[Work instructions]:
Each line containing the word "Waves" should be found and copied.
--- Start Input for this task ---
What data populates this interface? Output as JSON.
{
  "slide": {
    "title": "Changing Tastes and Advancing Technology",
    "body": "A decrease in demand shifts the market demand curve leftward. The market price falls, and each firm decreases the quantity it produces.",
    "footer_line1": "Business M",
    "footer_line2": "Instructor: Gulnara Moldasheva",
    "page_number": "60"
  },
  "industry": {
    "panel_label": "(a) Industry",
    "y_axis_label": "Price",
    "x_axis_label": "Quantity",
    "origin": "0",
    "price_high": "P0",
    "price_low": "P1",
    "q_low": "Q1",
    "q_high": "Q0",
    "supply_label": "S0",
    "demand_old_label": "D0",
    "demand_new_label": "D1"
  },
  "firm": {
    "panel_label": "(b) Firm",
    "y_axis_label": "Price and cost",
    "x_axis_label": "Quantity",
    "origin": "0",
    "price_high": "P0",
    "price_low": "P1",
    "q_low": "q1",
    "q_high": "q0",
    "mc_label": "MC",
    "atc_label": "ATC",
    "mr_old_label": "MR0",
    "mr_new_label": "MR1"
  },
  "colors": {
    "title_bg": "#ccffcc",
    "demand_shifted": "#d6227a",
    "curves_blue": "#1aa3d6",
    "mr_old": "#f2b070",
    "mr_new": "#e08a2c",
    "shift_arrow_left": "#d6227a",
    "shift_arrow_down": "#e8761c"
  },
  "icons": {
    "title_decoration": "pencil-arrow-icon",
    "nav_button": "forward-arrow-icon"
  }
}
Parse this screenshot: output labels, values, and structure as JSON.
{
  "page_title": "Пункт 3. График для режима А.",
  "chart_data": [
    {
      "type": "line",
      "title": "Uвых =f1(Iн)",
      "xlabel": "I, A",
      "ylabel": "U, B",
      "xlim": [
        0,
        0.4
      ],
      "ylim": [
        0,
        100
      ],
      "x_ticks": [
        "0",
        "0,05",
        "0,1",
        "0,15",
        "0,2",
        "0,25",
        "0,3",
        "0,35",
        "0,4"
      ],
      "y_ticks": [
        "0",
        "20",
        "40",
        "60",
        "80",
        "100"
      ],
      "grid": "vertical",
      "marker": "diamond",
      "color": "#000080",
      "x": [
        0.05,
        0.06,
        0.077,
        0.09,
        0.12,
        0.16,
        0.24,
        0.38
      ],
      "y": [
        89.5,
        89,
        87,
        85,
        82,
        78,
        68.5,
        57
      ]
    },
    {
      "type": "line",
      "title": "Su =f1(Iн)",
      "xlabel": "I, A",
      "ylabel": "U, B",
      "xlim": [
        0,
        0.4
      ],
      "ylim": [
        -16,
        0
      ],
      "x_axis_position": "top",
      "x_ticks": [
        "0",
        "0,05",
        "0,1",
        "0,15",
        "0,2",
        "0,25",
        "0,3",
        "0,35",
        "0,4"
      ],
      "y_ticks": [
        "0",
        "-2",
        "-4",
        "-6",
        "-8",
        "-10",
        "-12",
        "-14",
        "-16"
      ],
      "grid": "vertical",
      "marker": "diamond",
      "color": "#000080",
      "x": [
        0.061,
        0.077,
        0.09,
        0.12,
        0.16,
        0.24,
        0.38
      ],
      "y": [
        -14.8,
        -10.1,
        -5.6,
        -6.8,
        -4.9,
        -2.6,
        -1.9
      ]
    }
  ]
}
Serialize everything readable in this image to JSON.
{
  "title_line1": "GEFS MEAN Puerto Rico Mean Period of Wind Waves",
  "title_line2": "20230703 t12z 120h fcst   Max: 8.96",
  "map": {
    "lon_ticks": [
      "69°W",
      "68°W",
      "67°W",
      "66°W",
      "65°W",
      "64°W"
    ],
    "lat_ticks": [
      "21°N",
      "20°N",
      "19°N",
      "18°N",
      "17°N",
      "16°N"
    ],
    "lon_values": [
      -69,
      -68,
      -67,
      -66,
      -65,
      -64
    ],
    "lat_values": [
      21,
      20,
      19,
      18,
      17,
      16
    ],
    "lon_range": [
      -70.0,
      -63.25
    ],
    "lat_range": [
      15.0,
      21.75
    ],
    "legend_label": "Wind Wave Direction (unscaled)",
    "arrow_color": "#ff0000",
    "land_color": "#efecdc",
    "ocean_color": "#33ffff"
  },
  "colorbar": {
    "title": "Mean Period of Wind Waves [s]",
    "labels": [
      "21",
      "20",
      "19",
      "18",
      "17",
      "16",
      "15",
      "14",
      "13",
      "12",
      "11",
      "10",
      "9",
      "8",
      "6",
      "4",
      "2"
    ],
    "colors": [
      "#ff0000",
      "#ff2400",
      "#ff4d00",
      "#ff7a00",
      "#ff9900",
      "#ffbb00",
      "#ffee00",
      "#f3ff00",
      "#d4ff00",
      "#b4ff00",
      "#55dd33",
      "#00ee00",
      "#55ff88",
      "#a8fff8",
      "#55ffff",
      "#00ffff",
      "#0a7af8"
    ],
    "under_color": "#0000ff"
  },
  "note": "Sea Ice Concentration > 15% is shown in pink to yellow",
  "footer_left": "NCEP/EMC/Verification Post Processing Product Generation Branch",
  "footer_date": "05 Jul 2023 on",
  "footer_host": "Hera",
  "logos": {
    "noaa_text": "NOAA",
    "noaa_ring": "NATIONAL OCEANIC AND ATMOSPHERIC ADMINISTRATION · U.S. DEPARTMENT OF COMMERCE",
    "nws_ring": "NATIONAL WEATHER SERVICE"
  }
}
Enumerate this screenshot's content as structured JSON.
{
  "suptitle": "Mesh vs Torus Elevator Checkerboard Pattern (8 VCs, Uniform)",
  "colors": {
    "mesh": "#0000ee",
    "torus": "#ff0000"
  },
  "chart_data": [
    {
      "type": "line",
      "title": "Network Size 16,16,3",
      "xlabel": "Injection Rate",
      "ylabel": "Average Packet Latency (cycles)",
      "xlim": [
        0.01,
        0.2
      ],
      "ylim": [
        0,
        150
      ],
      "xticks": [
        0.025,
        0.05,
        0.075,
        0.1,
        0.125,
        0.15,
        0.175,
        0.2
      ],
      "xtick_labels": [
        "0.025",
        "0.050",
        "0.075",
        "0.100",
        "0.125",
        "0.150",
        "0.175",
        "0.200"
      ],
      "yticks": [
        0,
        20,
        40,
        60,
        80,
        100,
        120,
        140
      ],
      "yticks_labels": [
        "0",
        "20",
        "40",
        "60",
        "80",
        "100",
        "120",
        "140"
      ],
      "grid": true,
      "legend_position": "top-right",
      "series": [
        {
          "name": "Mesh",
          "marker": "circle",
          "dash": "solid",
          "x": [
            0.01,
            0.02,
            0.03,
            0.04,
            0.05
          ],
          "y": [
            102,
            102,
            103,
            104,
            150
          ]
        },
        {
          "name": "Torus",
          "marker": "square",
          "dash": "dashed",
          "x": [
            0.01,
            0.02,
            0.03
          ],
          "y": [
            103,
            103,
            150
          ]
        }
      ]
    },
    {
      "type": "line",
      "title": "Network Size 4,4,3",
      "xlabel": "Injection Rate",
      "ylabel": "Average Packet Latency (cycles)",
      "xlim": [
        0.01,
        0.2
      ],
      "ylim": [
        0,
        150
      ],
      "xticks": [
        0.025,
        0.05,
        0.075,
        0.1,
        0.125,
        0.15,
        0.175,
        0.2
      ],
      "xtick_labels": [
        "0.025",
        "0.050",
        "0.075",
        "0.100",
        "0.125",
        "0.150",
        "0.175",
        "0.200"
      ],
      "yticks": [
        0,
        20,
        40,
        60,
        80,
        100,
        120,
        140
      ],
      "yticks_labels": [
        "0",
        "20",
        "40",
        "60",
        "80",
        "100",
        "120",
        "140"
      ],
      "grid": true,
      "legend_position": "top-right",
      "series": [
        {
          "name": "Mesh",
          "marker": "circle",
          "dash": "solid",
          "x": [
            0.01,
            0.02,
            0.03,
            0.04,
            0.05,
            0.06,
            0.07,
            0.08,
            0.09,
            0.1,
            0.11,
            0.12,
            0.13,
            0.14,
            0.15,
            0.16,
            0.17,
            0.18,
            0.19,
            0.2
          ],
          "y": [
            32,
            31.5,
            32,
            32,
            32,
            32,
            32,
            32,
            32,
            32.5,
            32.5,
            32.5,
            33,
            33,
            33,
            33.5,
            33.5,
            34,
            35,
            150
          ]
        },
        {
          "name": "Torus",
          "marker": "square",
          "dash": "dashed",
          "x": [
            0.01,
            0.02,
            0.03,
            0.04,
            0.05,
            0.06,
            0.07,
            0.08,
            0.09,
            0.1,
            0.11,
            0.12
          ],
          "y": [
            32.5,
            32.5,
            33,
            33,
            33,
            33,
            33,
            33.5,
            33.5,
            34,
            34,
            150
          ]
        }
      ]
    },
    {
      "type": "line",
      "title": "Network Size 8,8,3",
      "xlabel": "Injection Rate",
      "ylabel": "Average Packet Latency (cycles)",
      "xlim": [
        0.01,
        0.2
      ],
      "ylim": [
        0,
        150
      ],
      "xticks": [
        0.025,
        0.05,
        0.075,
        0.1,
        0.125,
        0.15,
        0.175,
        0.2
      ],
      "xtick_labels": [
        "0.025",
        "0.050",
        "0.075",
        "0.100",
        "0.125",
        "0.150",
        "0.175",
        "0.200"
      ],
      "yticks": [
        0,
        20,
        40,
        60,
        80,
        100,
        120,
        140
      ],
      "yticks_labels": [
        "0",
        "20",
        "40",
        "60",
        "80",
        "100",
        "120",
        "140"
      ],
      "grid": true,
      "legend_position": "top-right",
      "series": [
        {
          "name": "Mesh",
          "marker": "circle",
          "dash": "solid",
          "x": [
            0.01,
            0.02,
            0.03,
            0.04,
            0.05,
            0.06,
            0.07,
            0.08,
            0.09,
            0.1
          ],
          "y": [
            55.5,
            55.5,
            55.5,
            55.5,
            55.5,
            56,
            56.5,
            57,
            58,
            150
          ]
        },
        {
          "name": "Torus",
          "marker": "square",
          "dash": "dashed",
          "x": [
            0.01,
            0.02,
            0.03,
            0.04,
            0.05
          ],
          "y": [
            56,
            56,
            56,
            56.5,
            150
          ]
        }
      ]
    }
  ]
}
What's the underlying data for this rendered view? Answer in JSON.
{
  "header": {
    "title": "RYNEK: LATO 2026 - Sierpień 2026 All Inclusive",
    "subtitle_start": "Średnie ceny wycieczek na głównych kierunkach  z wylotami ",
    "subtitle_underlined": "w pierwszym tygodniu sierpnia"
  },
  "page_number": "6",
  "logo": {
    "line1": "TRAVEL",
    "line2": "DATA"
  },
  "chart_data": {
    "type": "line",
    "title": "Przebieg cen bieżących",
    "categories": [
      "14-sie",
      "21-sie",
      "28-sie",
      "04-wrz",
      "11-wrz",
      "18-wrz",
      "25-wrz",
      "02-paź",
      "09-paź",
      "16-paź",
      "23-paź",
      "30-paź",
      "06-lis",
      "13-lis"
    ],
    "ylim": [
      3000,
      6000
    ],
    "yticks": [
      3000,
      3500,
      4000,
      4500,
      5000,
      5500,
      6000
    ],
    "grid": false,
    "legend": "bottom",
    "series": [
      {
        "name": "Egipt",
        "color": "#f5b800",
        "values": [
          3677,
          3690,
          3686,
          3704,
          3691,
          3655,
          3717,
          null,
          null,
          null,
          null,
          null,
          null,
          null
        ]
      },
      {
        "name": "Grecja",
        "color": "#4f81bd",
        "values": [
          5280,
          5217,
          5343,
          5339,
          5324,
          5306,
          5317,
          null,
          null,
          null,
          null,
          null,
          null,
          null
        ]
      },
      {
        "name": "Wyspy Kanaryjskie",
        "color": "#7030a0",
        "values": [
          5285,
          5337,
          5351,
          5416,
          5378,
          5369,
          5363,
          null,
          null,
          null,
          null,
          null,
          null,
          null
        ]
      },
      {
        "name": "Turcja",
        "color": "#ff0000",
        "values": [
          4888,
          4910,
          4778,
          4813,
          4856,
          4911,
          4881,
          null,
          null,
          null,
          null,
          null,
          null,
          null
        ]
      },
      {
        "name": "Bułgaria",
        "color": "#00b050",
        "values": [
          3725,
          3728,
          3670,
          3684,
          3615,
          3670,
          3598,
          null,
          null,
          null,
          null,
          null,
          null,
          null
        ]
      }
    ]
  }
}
--- End Input for this task ---
[Response below]:
  "title_line1": "GEFS MEAN Puerto Rico Mean Period of Wind Waves",
    "title": "Mean Period of Wind Waves [s]",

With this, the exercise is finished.